(Records from a dataset)
━━━━━━━━
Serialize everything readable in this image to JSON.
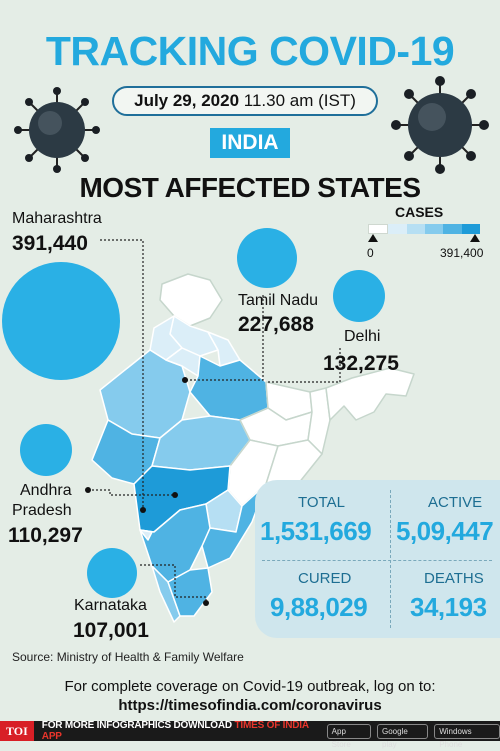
{
  "header": {
    "title": "TRACKING COVID-19",
    "date": "July 29, 2020",
    "time": "11.30 am (IST)",
    "country": "INDIA",
    "subtitle": "MOST AFFECTED STATES"
  },
  "legend": {
    "title": "CASES",
    "min": "0",
    "max": "391,400",
    "colors": [
      "#ffffff",
      "#dbeef8",
      "#b6dff3",
      "#85cbed",
      "#4fb3e3",
      "#1e9bd8"
    ]
  },
  "states": [
    {
      "name": "Maharashtra",
      "cases": "391,440"
    },
    {
      "name": "Tamil Nadu",
      "cases": "227,688"
    },
    {
      "name": "Delhi",
      "cases": "132,275"
    },
    {
      "name_line1": "Andhra",
      "name_line2": "Pradesh",
      "cases": "110,297"
    },
    {
      "name": "Karnataka",
      "cases": "107,001"
    }
  ],
  "stats": {
    "total_label": "TOTAL",
    "total_value": "1,531,669",
    "active_label": "ACTIVE",
    "active_value": "5,09,447",
    "cured_label": "CURED",
    "cured_value": "9,88,029",
    "deaths_label": "DEATHS",
    "deaths_value": "34,193"
  },
  "source": "Source: Ministry of Health & Family Welfare",
  "coverage": "For complete coverage on Covid-19 outbreak, log on to:",
  "url": "https://timesofindia.com/coronavirus",
  "footer": {
    "logo": "TOI",
    "text_a": "FOR MORE  INFOGRAPHICS DOWNLOAD ",
    "text_b": "TIMES OF INDIA  APP",
    "store1": "App Store",
    "store2": "Google play",
    "store3": "Windows Phone"
  }
}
━━━━━━━━
[Requirement]:
If a record holds a picture, leave the picture out and copy the rest exactly.

[Answer to this task]:
Serialize everything readable in this image to JSON.
{
  "header": {
    "title": "TRACKING COVID-19",
    "date": "July 29, 2020",
    "time": "11.30 am (IST)",
    "country": "INDIA",
    "subtitle": "MOST AFFECTED STATES"
  },
  "legend": {
    "title": "CASES",
    "min": "0",
    "max": "391,400",
    "colors": [
      "#ffffff",
      "#dbeef8",
      "#b6dff3",
      "#85cbed",
      "#4fb3e3",
      "#1e9bd8"
    ]
  },
  "states": [
    {
      "name": "Maharashtra",
      "cases": "391,440"
    },
    {
      "name": "Tamil Nadu",
      "cases": "227,688"
    },
    {
      "name": "Delhi",
      "cases": "132,275"
    },
    {
      "name_line1": "Andhra",
      "name_line2": "Pradesh",
      "cases": "110,297"
    },
    {
      "name": "Karnataka",
      "cases": "107,001"
    }
  ],
  "stats": {
    "total_label": "TOTAL",
    "total_value": "1,531,669",
    "active_label": "ACTIVE",
    "active_value": "5,09,447",
    "cured_label": "CURED",
    "cured_value": "9,88,029",
    "deaths_label": "DEATHS",
    "deaths_value": "34,193"
  },
  "source": "Source: Ministry of Health & Family Welfare",
  "coverage": "For complete coverage on Covid-19 outbreak, log on to:",
  "url": "https://timesofindia.com/coronavirus",
  "footer": {
    "logo": "TOI",
    "text_a": "FOR MORE  INFOGRAPHICS DOWNLOAD ",
    "text_b": "TIMES OF INDIA  APP",
    "store1": "App Store",
    "store2": "Google play",
    "store3": "Windows Phone"
  }
}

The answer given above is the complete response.